> _Task to carry out_
Each record below is to be copied word for word, with pictures removed.

> _Input data_
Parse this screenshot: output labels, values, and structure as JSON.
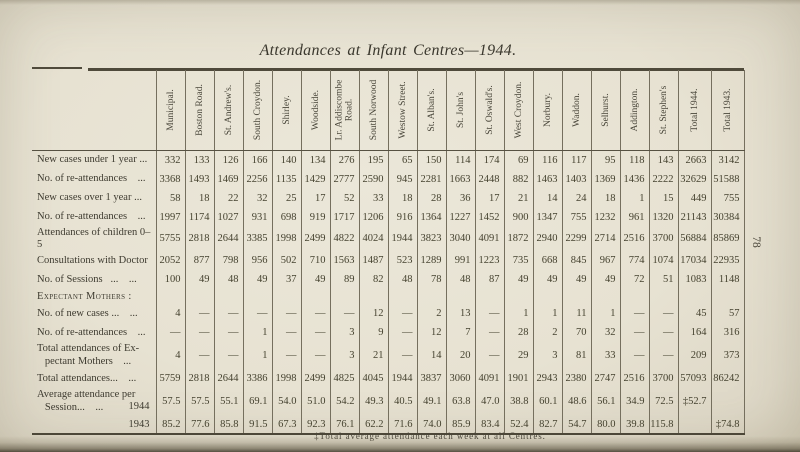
{
  "page": {
    "title": "Attendances at Infant Centres—1944.",
    "page_number": "78",
    "footnote": "‡Total average attendance each week at all Centres."
  },
  "table": {
    "columns": [
      "Municipal.",
      "Boston Road.",
      "St. Andrew's.",
      "South Croydon.",
      "Shirley.",
      "Woodside.",
      "Lr. Addiscombe Road.",
      "South Norwood",
      "Westow Street.",
      "St. Alban's.",
      "St. John's",
      "St. Oswald's.",
      "West Croydon.",
      "Norbury.",
      "Waddon.",
      "Selhurst.",
      "Addington.",
      "St. Stephen's",
      "Total 1944.",
      "Total 1943."
    ],
    "rows": [
      {
        "label": "New cases under 1 year ...",
        "values": [
          "332",
          "133",
          "126",
          "166",
          "140",
          "134",
          "276",
          "195",
          "65",
          "150",
          "114",
          "174",
          "69",
          "116",
          "117",
          "95",
          "118",
          "143",
          "2663",
          "3142"
        ]
      },
      {
        "label": "No. of re-attendances    ...",
        "values": [
          "3368",
          "1493",
          "1469",
          "2256",
          "1135",
          "1429",
          "2777",
          "2590",
          "945",
          "2281",
          "1663",
          "2448",
          "882",
          "1463",
          "1403",
          "1369",
          "1436",
          "2222",
          "32629",
          "51588"
        ]
      },
      {
        "label": "New cases over 1 year ...",
        "values": [
          "58",
          "18",
          "22",
          "32",
          "25",
          "17",
          "52",
          "33",
          "18",
          "28",
          "36",
          "17",
          "21",
          "14",
          "24",
          "18",
          "1",
          "15",
          "449",
          "755"
        ]
      },
      {
        "label": "No. of re-attendances    ...",
        "values": [
          "1997",
          "1174",
          "1027",
          "931",
          "698",
          "919",
          "1717",
          "1206",
          "916",
          "1364",
          "1227",
          "1452",
          "900",
          "1347",
          "755",
          "1232",
          "961",
          "1320",
          "21143",
          "30384"
        ]
      },
      {
        "label": "Attendances of children 0–5",
        "values": [
          "5755",
          "2818",
          "2644",
          "3385",
          "1998",
          "2499",
          "4822",
          "4024",
          "1944",
          "3823",
          "3040",
          "4091",
          "1872",
          "2940",
          "2299",
          "2714",
          "2516",
          "3700",
          "56884",
          "85869"
        ]
      },
      {
        "label": "Consultations with Doctor",
        "values": [
          "2052",
          "877",
          "798",
          "956",
          "502",
          "710",
          "1563",
          "1487",
          "523",
          "1289",
          "991",
          "1223",
          "735",
          "668",
          "845",
          "967",
          "774",
          "1074",
          "17034",
          "22935"
        ]
      },
      {
        "label": "No. of Sessions   ...    ...",
        "values": [
          "100",
          "49",
          "48",
          "49",
          "37",
          "49",
          "89",
          "82",
          "48",
          "78",
          "48",
          "87",
          "49",
          "49",
          "49",
          "49",
          "72",
          "51",
          "1083",
          "1148"
        ]
      },
      {
        "type": "section",
        "label": "Expectant Mothers :"
      },
      {
        "label": "No. of new cases ...    ...",
        "values": [
          "4",
          "—",
          "—",
          "—",
          "—",
          "—",
          "—",
          "12",
          "—",
          "2",
          "13",
          "—",
          "1",
          "1",
          "11",
          "1",
          "—",
          "—",
          "45",
          "57"
        ]
      },
      {
        "label": "No. of re-attendances    ...",
        "values": [
          "—",
          "—",
          "—",
          "1",
          "—",
          "—",
          "3",
          "9",
          "—",
          "12",
          "7",
          "—",
          "28",
          "2",
          "70",
          "32",
          "—",
          "—",
          "164",
          "316"
        ]
      },
      {
        "label": "Total attendances of Ex-\n   pectant Mothers    ...",
        "values": [
          "4",
          "—",
          "—",
          "1",
          "—",
          "—",
          "3",
          "21",
          "—",
          "14",
          "20",
          "—",
          "29",
          "3",
          "81",
          "33",
          "—",
          "—",
          "209",
          "373"
        ]
      },
      {
        "label": "Total attendances...    ...",
        "values": [
          "5759",
          "2818",
          "2644",
          "3386",
          "1998",
          "2499",
          "4825",
          "4045",
          "1944",
          "3837",
          "3060",
          "4091",
          "1901",
          "2943",
          "2380",
          "2747",
          "2516",
          "3700",
          "57093",
          "86242"
        ]
      },
      {
        "label": "Average attendance per\n   Session...    ...",
        "year": "1944",
        "values": [
          "57.5",
          "57.5",
          "55.1",
          "69.1",
          "54.0",
          "51.0",
          "54.2",
          "49.3",
          "40.5",
          "49.1",
          "63.8",
          "47.0",
          "38.8",
          "60.1",
          "48.6",
          "56.1",
          "34.9",
          "72.5",
          "‡52.7",
          ""
        ]
      },
      {
        "label": "",
        "year": "1943",
        "values": [
          "85.2",
          "77.6",
          "85.8",
          "91.5",
          "67.3",
          "92.3",
          "76.1",
          "62.2",
          "71.6",
          "74.0",
          "85.9",
          "83.4",
          "52.4",
          "82.7",
          "54.7",
          "80.0",
          "39.8",
          "115.8",
          "",
          "‡74.8"
        ]
      }
    ]
  }
}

> _Written solution_
Parse this screenshot: output labels, values, and structure as JSON.
{
  "page": {
    "title": "Attendances at Infant Centres—1944.",
    "page_number": "78",
    "footnote": "‡Total average attendance each week at all Centres."
  },
  "table": {
    "columns": [
      "Municipal.",
      "Boston Road.",
      "St. Andrew's.",
      "South Croydon.",
      "Shirley.",
      "Woodside.",
      "Lr. Addiscombe Road.",
      "South Norwood",
      "Westow Street.",
      "St. Alban's.",
      "St. John's",
      "St. Oswald's.",
      "West Croydon.",
      "Norbury.",
      "Waddon.",
      "Selhurst.",
      "Addington.",
      "St. Stephen's",
      "Total 1944.",
      "Total 1943."
    ],
    "rows": [
      {
        "label": "New cases under 1 year ...",
        "values": [
          "332",
          "133",
          "126",
          "166",
          "140",
          "134",
          "276",
          "195",
          "65",
          "150",
          "114",
          "174",
          "69",
          "116",
          "117",
          "95",
          "118",
          "143",
          "2663",
          "3142"
        ]
      },
      {
        "label": "No. of re-attendances    ...",
        "values": [
          "3368",
          "1493",
          "1469",
          "2256",
          "1135",
          "1429",
          "2777",
          "2590",
          "945",
          "2281",
          "1663",
          "2448",
          "882",
          "1463",
          "1403",
          "1369",
          "1436",
          "2222",
          "32629",
          "51588"
        ]
      },
      {
        "label": "New cases over 1 year ...",
        "values": [
          "58",
          "18",
          "22",
          "32",
          "25",
          "17",
          "52",
          "33",
          "18",
          "28",
          "36",
          "17",
          "21",
          "14",
          "24",
          "18",
          "1",
          "15",
          "449",
          "755"
        ]
      },
      {
        "label": "No. of re-attendances    ...",
        "values": [
          "1997",
          "1174",
          "1027",
          "931",
          "698",
          "919",
          "1717",
          "1206",
          "916",
          "1364",
          "1227",
          "1452",
          "900",
          "1347",
          "755",
          "1232",
          "961",
          "1320",
          "21143",
          "30384"
        ]
      },
      {
        "label": "Attendances of children 0–5",
        "values": [
          "5755",
          "2818",
          "2644",
          "3385",
          "1998",
          "2499",
          "4822",
          "4024",
          "1944",
          "3823",
          "3040",
          "4091",
          "1872",
          "2940",
          "2299",
          "2714",
          "2516",
          "3700",
          "56884",
          "85869"
        ]
      },
      {
        "label": "Consultations with Doctor",
        "values": [
          "2052",
          "877",
          "798",
          "956",
          "502",
          "710",
          "1563",
          "1487",
          "523",
          "1289",
          "991",
          "1223",
          "735",
          "668",
          "845",
          "967",
          "774",
          "1074",
          "17034",
          "22935"
        ]
      },
      {
        "label": "No. of Sessions   ...    ...",
        "values": [
          "100",
          "49",
          "48",
          "49",
          "37",
          "49",
          "89",
          "82",
          "48",
          "78",
          "48",
          "87",
          "49",
          "49",
          "49",
          "49",
          "72",
          "51",
          "1083",
          "1148"
        ]
      },
      {
        "type": "section",
        "label": "Expectant Mothers :"
      },
      {
        "label": "No. of new cases ...    ...",
        "values": [
          "4",
          "—",
          "—",
          "—",
          "—",
          "—",
          "—",
          "12",
          "—",
          "2",
          "13",
          "—",
          "1",
          "1",
          "11",
          "1",
          "—",
          "—",
          "45",
          "57"
        ]
      },
      {
        "label": "No. of re-attendances    ...",
        "values": [
          "—",
          "—",
          "—",
          "1",
          "—",
          "—",
          "3",
          "9",
          "—",
          "12",
          "7",
          "—",
          "28",
          "2",
          "70",
          "32",
          "—",
          "—",
          "164",
          "316"
        ]
      },
      {
        "label": "Total attendances of Ex-\n   pectant Mothers    ...",
        "values": [
          "4",
          "—",
          "—",
          "1",
          "—",
          "—",
          "3",
          "21",
          "—",
          "14",
          "20",
          "—",
          "29",
          "3",
          "81",
          "33",
          "—",
          "—",
          "209",
          "373"
        ]
      },
      {
        "label": "Total attendances...    ...",
        "values": [
          "5759",
          "2818",
          "2644",
          "3386",
          "1998",
          "2499",
          "4825",
          "4045",
          "1944",
          "3837",
          "3060",
          "4091",
          "1901",
          "2943",
          "2380",
          "2747",
          "2516",
          "3700",
          "57093",
          "86242"
        ]
      },
      {
        "label": "Average attendance per\n   Session...    ...",
        "year": "1944",
        "values": [
          "57.5",
          "57.5",
          "55.1",
          "69.1",
          "54.0",
          "51.0",
          "54.2",
          "49.3",
          "40.5",
          "49.1",
          "63.8",
          "47.0",
          "38.8",
          "60.1",
          "48.6",
          "56.1",
          "34.9",
          "72.5",
          "‡52.7",
          ""
        ]
      },
      {
        "label": "",
        "year": "1943",
        "values": [
          "85.2",
          "77.6",
          "85.8",
          "91.5",
          "67.3",
          "92.3",
          "76.1",
          "62.2",
          "71.6",
          "74.0",
          "85.9",
          "83.4",
          "52.4",
          "82.7",
          "54.7",
          "80.0",
          "39.8",
          "115.8",
          "",
          "‡74.8"
        ]
      }
    ]
  }
}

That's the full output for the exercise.